## Task instructions
Find every line in the records below that holds the word "subtitle" and copy it.

··· Supplied records ···

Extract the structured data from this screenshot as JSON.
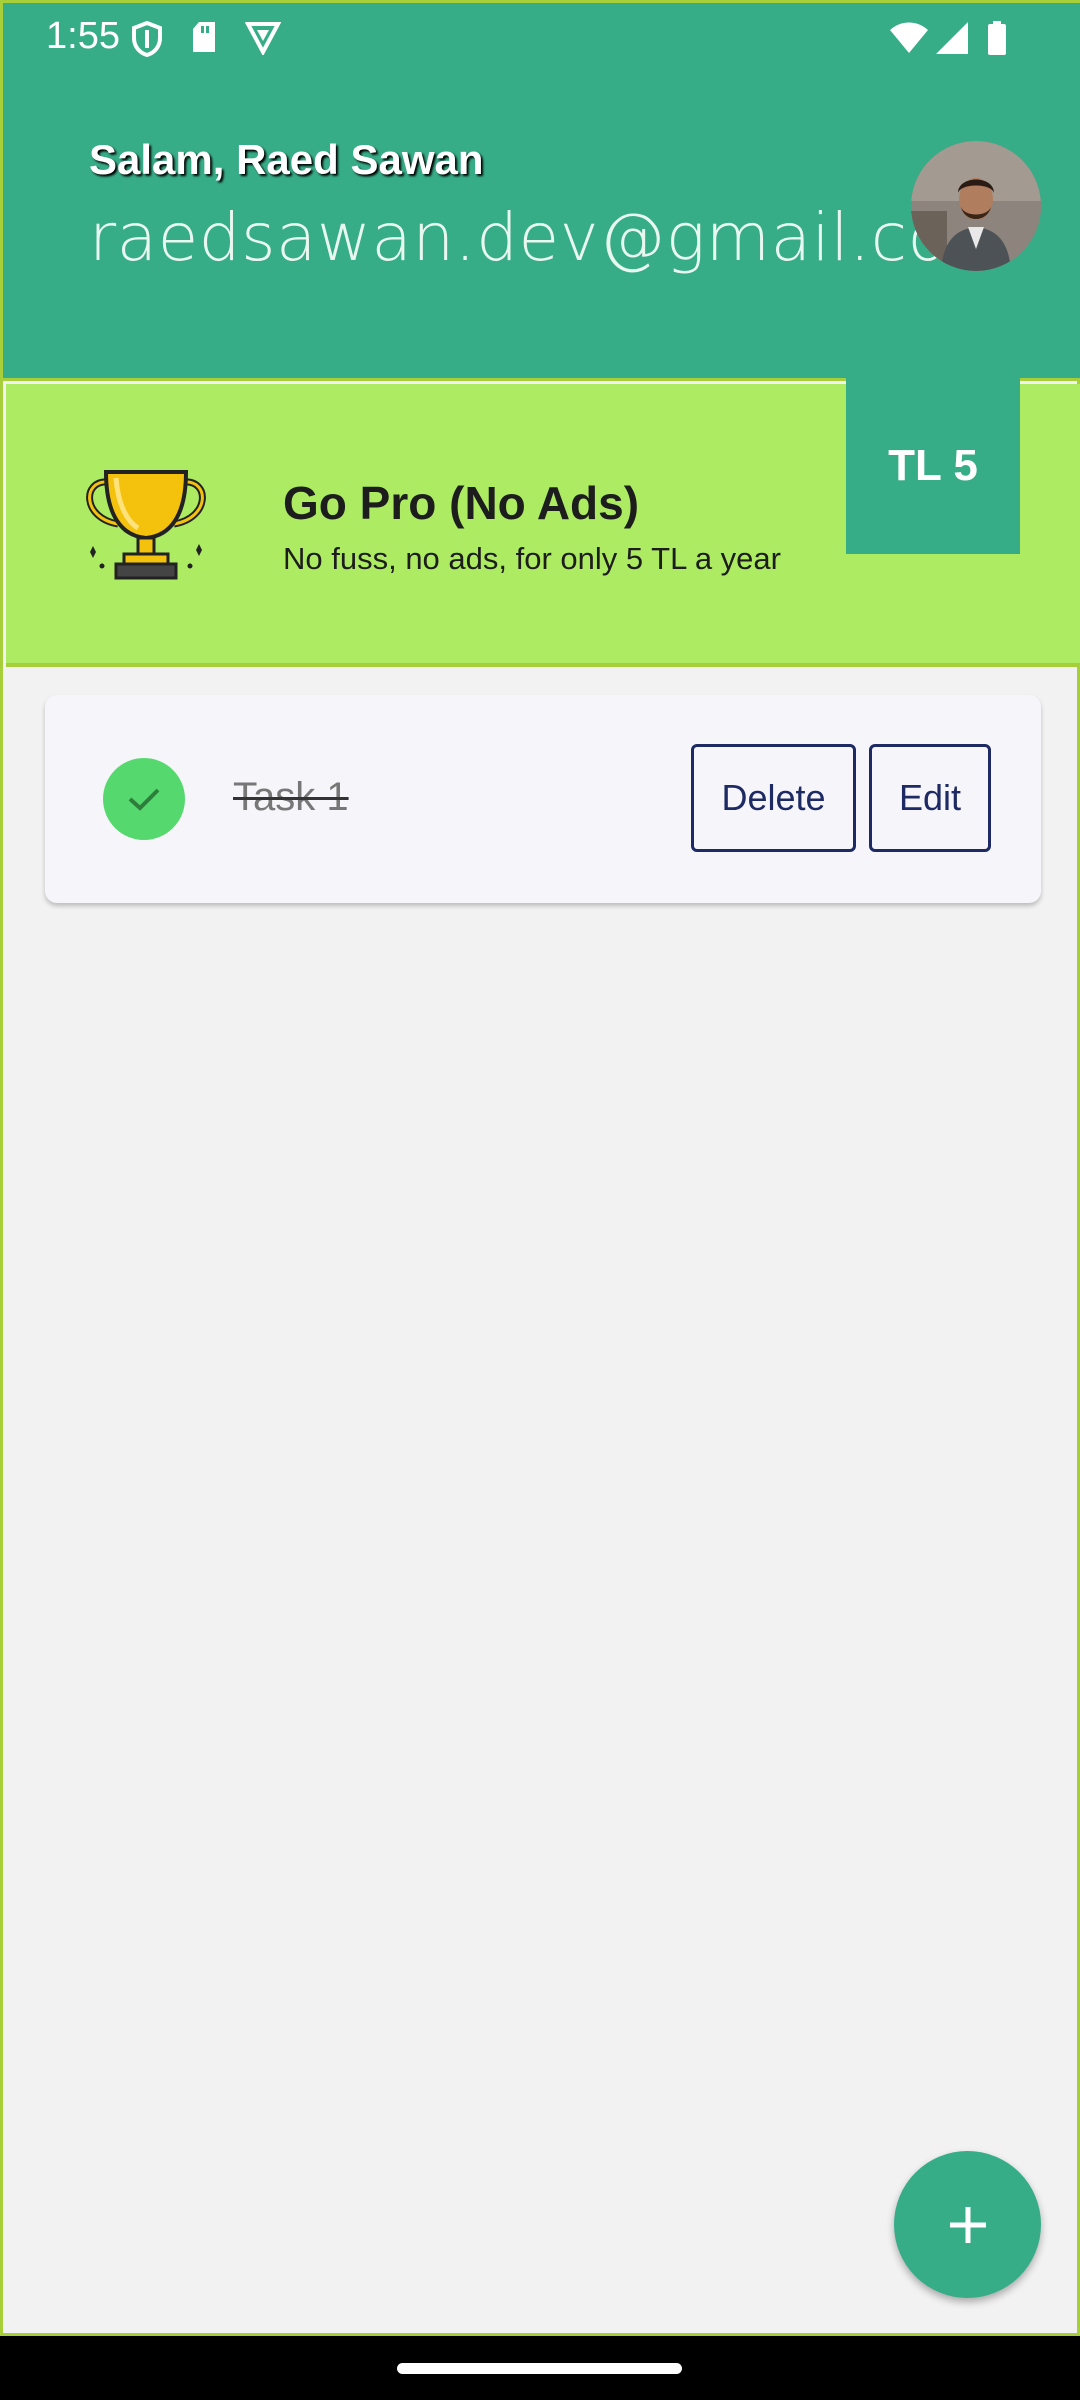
{
  "status_bar": {
    "time": "1:55",
    "left_icons": [
      "shield-icon",
      "sd-card-icon",
      "vpn-icon"
    ],
    "right_icons": [
      "wifi-icon",
      "signal-icon",
      "battery-icon"
    ]
  },
  "header": {
    "greeting": "Salam, Raed Sawan",
    "email": "raedsawan.dev@gmail.com",
    "accent_color": "#37ad87"
  },
  "promo": {
    "title": "Go Pro (No Ads)",
    "subtitle": "No fuss, no ads, for only 5 TL a year",
    "price": "TL 5",
    "background_color": "#adeb62",
    "icon": "trophy-icon"
  },
  "tasks": [
    {
      "title": "Task 1",
      "completed": true,
      "delete_label": "Delete",
      "edit_label": "Edit"
    }
  ],
  "fab": {
    "icon": "plus-icon"
  }
}
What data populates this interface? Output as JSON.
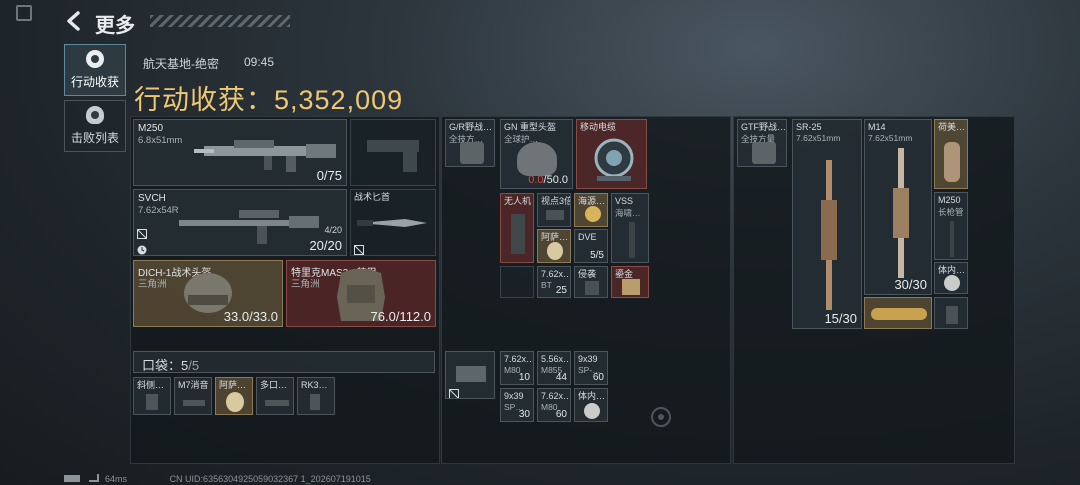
{
  "header": {
    "title": "更多",
    "map_name": "航天基地-绝密",
    "time": "09:45",
    "harvest_label": "行动收获：",
    "harvest_value": "5,352,009"
  },
  "side_tabs": [
    {
      "label": "行动收获",
      "icon": "coin-icon",
      "active": true
    },
    {
      "label": "击败列表",
      "icon": "skull-icon",
      "active": false
    }
  ],
  "loadout": {
    "primary": {
      "name": "M250",
      "caliber": "6.8x51mm",
      "ammo": "0/75"
    },
    "secondary": {
      "name": "SVCH",
      "caliber": "7.62x54R",
      "mag": "4/20",
      "ammo": "20/20"
    },
    "melee": {
      "name": "战术匕首"
    },
    "helmet": {
      "name": "DICH-1战术头盔",
      "origin": "三角洲",
      "durability": "33.0/33.0"
    },
    "armor": {
      "name": "特里克MAS2.0装甲",
      "origin": "三角洲",
      "durability": "76.0/112.0"
    }
  },
  "pocket": {
    "label": "口袋：",
    "used": "5",
    "total": "/5",
    "items": [
      "斜侧…",
      "M7消音",
      "阿萨…",
      "多口…",
      "RK3…"
    ]
  },
  "chest_rig": {
    "name_line1": "G/R野战…",
    "name_line2": "全技方…"
  },
  "backpack_center": {
    "helmet": {
      "name": "GN 重型头盔",
      "sub": "全球护…",
      "dur_current": "0.0",
      "dur_total": "/50.0"
    },
    "cable": {
      "name": "移动电缆"
    },
    "drone": {
      "name": "无人机"
    },
    "scope": {
      "name": "视点3倍"
    },
    "gold": {
      "name": "海源…"
    },
    "vss": {
      "name": "VSS",
      "sub": "海啸…"
    },
    "amulet": {
      "name": "阿萨…"
    },
    "dve": {
      "name": "DVE",
      "count": "5/5"
    },
    "ammo1": {
      "name": "7.62x…",
      "sub": "BT",
      "count": "25"
    },
    "tool": {
      "name": "侵袭"
    },
    "card": {
      "name": "鎏金"
    }
  },
  "pouch": {
    "items": [
      {
        "name": "7.62x…",
        "sub": "M80",
        "count": "10"
      },
      {
        "name": "5.56x…",
        "sub": "M855",
        "count": "44"
      },
      {
        "name": "9x39",
        "sub": "SP-…",
        "count": "60"
      },
      {
        "name": "9x39",
        "sub": "SP…",
        "count": "30"
      },
      {
        "name": "7.62x…",
        "sub": "M80",
        "count": "60"
      },
      {
        "name": "体内…",
        "sub": "",
        "count": ""
      }
    ]
  },
  "right_panel": {
    "rig": {
      "name_line1": "GTF野战…",
      "name_line2": "全技方量"
    },
    "sr25": {
      "name": "SR-25",
      "caliber": "7.62x51mm",
      "ammo": "15/30"
    },
    "m14": {
      "name": "M14",
      "caliber": "7.62x51mm",
      "ammo": "30/30"
    },
    "figurine": {
      "name": "荷美…"
    },
    "barrel": {
      "name": "M250",
      "sub": "长枪管"
    },
    "body": {
      "name": "体内…"
    }
  },
  "footer": {
    "ping": "64ms",
    "uid": "CN UID:6356304925059032367 1_202607191015"
  }
}
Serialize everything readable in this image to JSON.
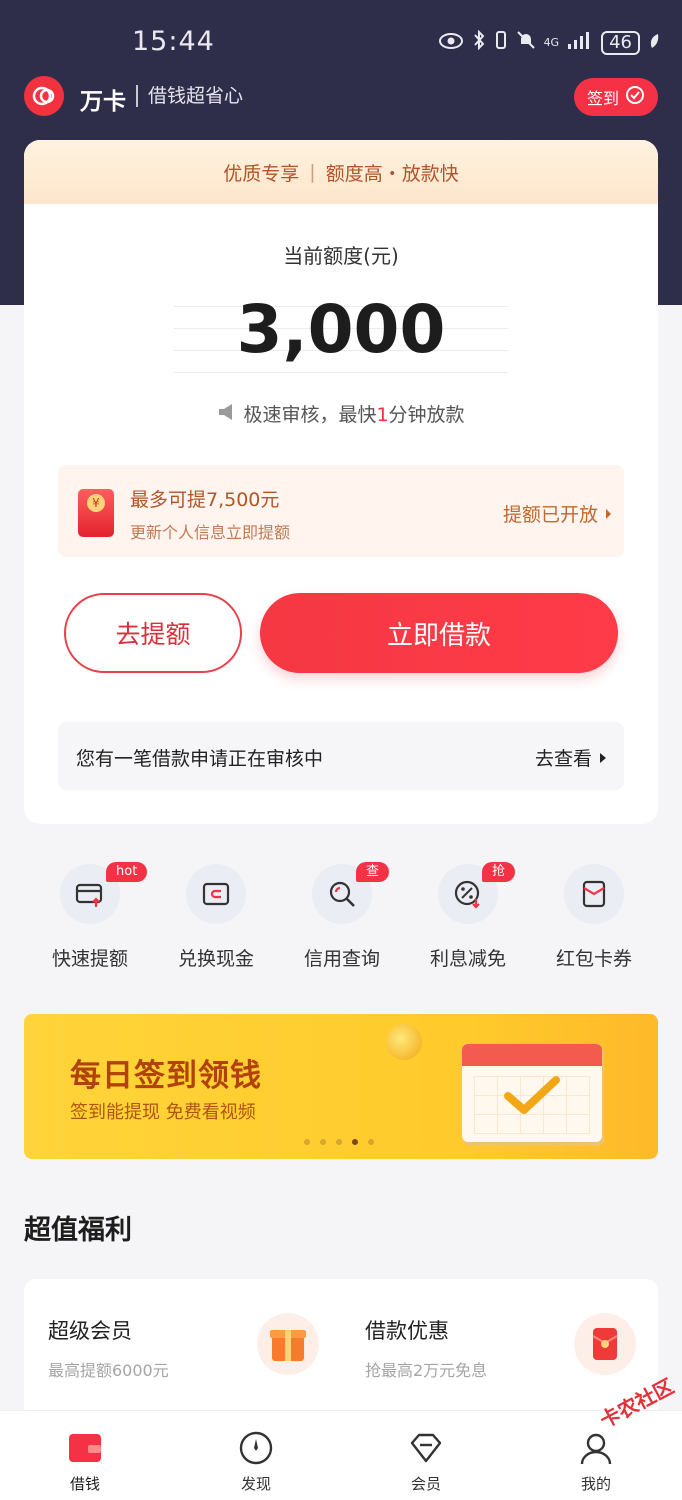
{
  "status_bar": {
    "time": "15:44",
    "network": "4G",
    "battery": "46"
  },
  "app_bar": {
    "brand": "万卡",
    "slogan": "借钱超省心",
    "checkin_label": "签到"
  },
  "main_card": {
    "banner_left": "优质专享",
    "banner_sep": "|",
    "banner_right": "额度高・放款快",
    "quota_label": "当前额度(元)",
    "quota_amount": "3,000",
    "tip_before": "极速审核，最快",
    "tip_highlight": "1",
    "tip_after": "分钟放款",
    "promo_title": "最多可提7,500元",
    "promo_sub": "更新个人信息立即提额",
    "promo_action": "提额已开放",
    "raise_button": "去提额",
    "borrow_button": "立即借款",
    "review_text": "您有一笔借款申请正在审核中",
    "review_link": "去查看"
  },
  "shortcuts": [
    {
      "label": "快速提额",
      "badge": "hot"
    },
    {
      "label": "兑换现金",
      "badge": ""
    },
    {
      "label": "信用查询",
      "badge": "查"
    },
    {
      "label": "利息减免",
      "badge": "抢"
    },
    {
      "label": "红包卡券",
      "badge": ""
    }
  ],
  "ad_banner": {
    "title": "每日签到领钱",
    "subtitle": "签到能提现 免费看视频",
    "dot_count": 5,
    "active_dot": 4
  },
  "welfare": {
    "section_title": "超值福利",
    "items": [
      {
        "title": "超级会员",
        "subtitle": "最高提额6000元"
      },
      {
        "title": "借款优惠",
        "subtitle": "抢最高2万元免息"
      }
    ]
  },
  "tab_bar": {
    "items": [
      {
        "label": "借钱"
      },
      {
        "label": "发现"
      },
      {
        "label": "会员"
      },
      {
        "label": "我的"
      }
    ]
  },
  "watermark": "卡农社区",
  "colors": {
    "header_bg": "#2f2e4a",
    "accent_red": "#f53145",
    "promo_text": "#b35627",
    "banner_yellow": "#ffd43a"
  }
}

···

## Answer to this exercise
    "subtitle": "No fuss, no ads, for only 5 TL a year",
    "subtitle": "签到能提现 免费看视频",
        "subtitle": "最高提额6000元"
        "subtitle": "抢最高2万元免息"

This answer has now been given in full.